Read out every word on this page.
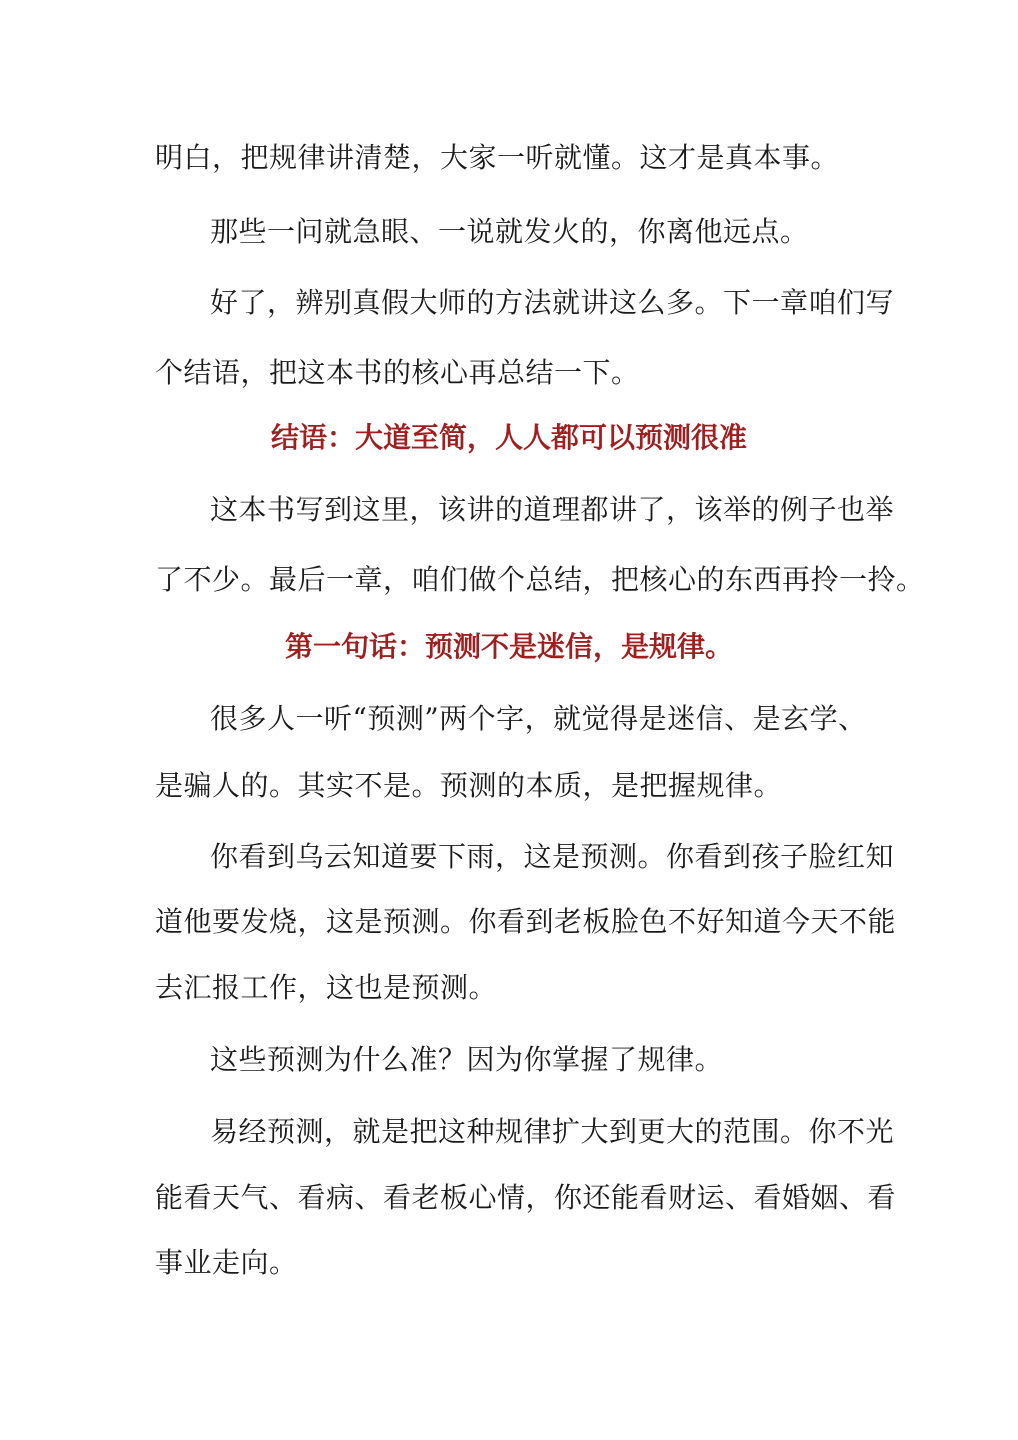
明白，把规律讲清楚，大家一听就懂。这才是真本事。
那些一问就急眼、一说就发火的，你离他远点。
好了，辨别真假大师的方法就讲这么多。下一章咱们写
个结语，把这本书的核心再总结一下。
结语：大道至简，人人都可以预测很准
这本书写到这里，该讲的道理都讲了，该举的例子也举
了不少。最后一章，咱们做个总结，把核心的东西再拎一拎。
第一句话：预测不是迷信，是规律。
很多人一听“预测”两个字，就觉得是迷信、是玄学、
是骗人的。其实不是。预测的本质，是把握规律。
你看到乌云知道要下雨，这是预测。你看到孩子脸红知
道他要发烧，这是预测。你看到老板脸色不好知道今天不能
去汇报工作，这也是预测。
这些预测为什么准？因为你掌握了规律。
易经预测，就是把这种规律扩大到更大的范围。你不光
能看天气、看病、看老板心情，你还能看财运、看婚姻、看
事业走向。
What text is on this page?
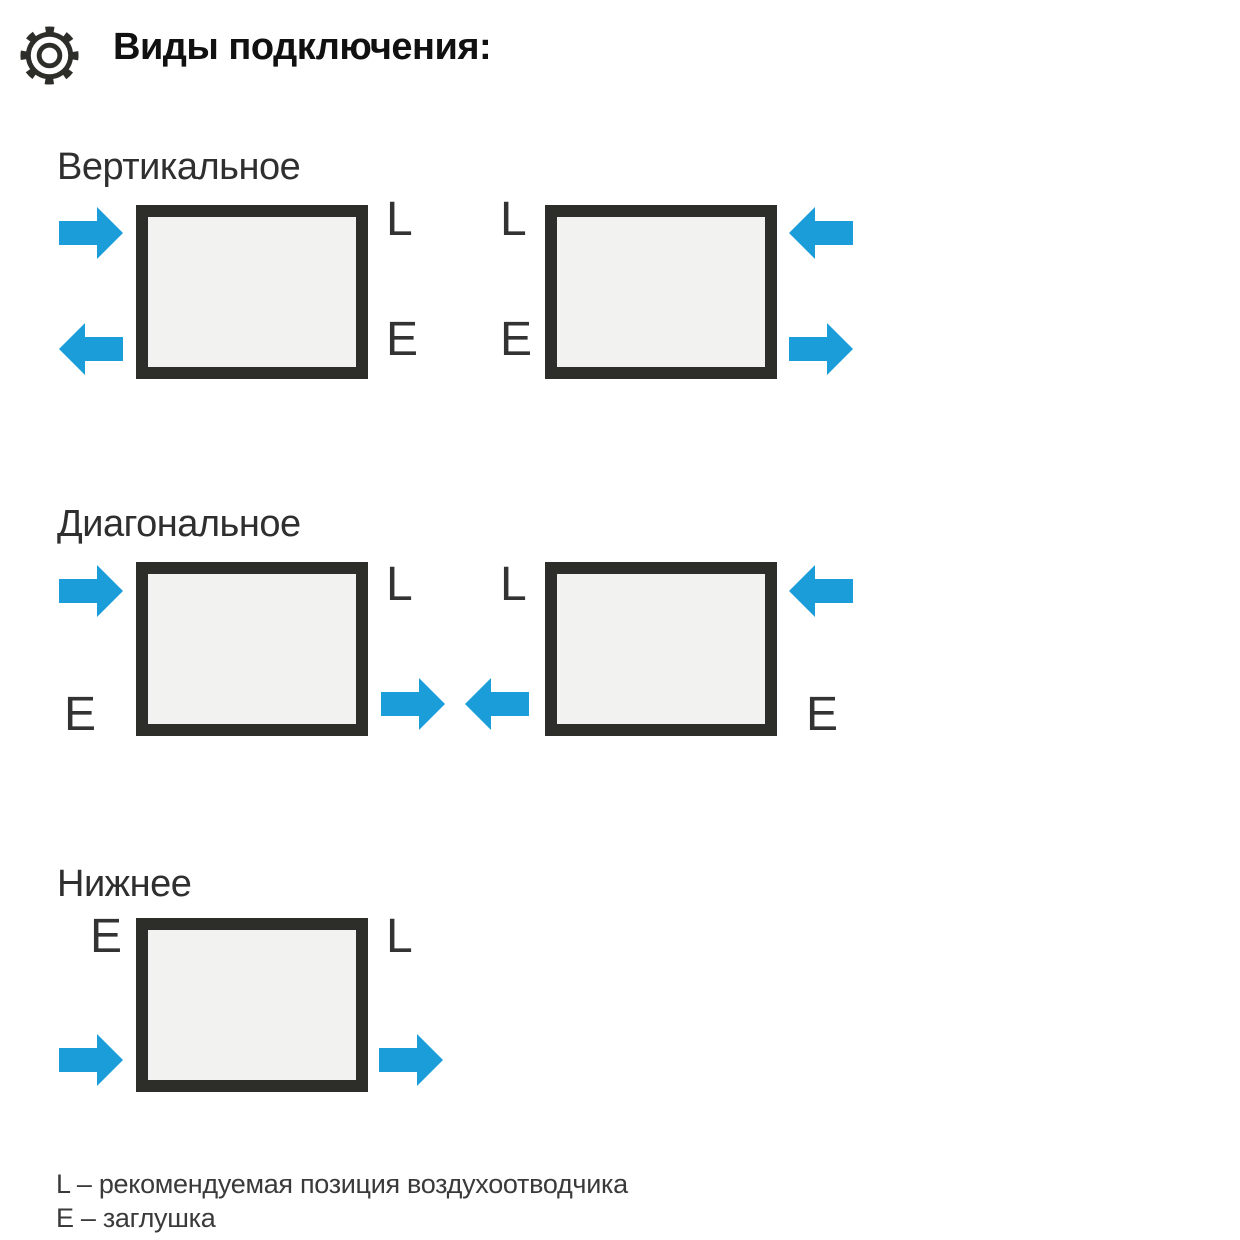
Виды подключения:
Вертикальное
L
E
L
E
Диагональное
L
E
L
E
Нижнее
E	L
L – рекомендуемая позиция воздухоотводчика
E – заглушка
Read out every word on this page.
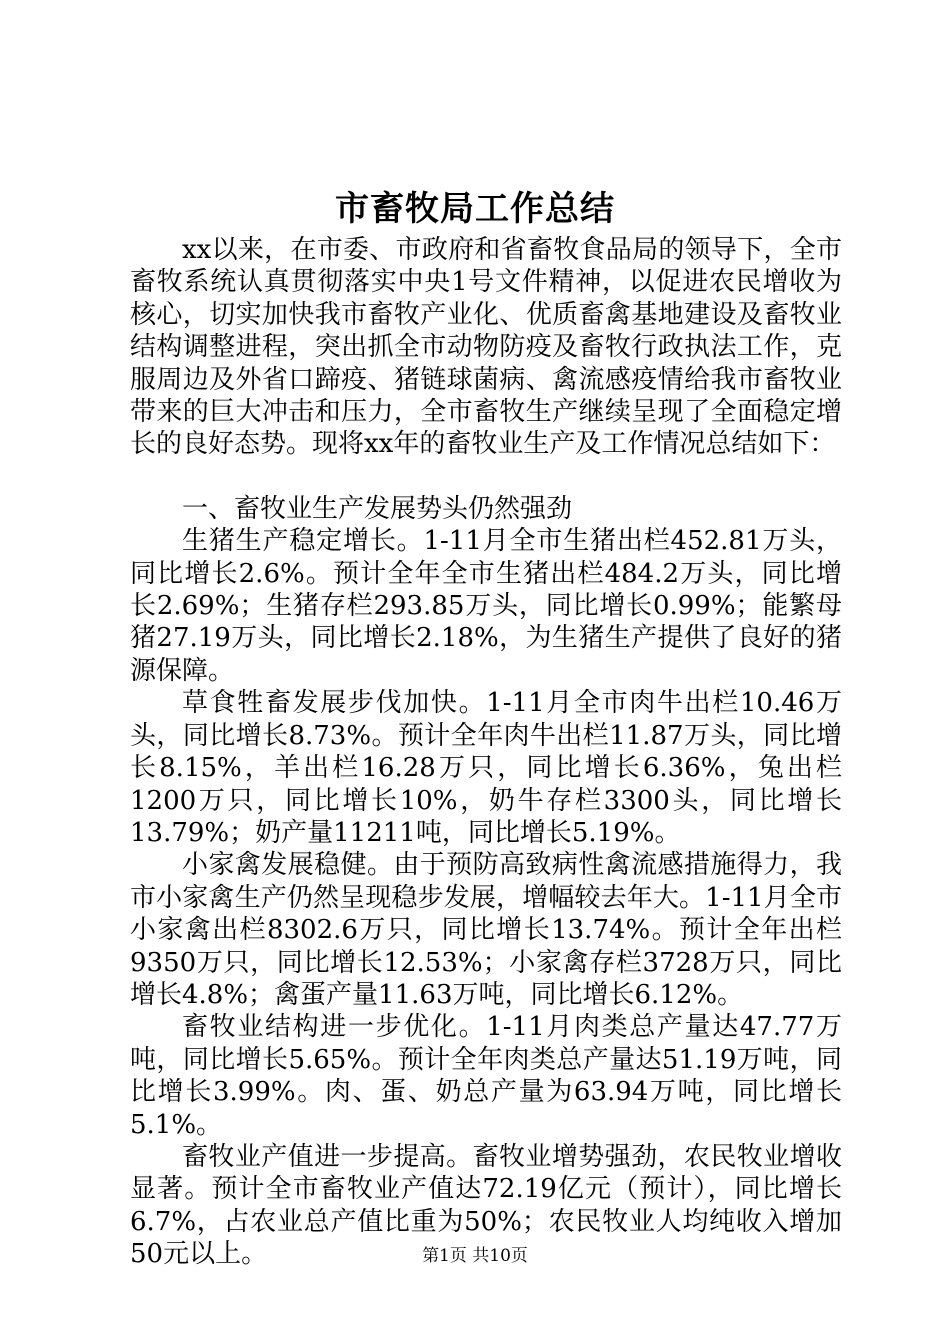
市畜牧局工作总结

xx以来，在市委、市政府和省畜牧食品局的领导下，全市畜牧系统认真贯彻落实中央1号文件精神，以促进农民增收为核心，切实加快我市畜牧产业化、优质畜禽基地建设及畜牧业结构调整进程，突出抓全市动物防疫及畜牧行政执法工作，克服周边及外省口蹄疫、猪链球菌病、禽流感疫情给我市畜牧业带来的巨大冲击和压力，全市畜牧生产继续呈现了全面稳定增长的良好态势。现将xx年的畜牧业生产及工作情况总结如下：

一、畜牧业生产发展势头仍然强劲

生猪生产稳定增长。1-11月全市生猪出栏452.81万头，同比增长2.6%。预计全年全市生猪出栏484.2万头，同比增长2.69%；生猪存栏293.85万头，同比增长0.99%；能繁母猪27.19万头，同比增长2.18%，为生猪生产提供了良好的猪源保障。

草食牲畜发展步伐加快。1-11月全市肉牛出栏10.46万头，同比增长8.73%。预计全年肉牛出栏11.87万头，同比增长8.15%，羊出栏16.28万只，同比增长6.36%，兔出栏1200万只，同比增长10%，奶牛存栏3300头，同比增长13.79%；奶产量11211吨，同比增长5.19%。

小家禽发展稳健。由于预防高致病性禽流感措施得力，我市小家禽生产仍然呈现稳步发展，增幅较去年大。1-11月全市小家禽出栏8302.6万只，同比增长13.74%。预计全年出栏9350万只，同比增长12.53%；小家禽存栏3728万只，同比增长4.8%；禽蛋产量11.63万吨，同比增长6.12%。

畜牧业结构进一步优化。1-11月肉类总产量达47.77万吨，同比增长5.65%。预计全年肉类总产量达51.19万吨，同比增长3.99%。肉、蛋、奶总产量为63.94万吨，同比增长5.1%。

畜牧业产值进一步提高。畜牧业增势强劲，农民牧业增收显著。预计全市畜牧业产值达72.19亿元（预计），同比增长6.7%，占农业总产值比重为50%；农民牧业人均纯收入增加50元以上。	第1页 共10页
◇ ◇ ◇ ◇ ◇ ◇ ◇
### TASK INSTRUCTIONS
List all lines where "这是预测" occurs.

### CORRECT RESPONSE
你看到乌云知道要下雨，这是预测。你看到孩子脸红知
道他要发烧，这是预测。你看到老板脸色不好知道今天不能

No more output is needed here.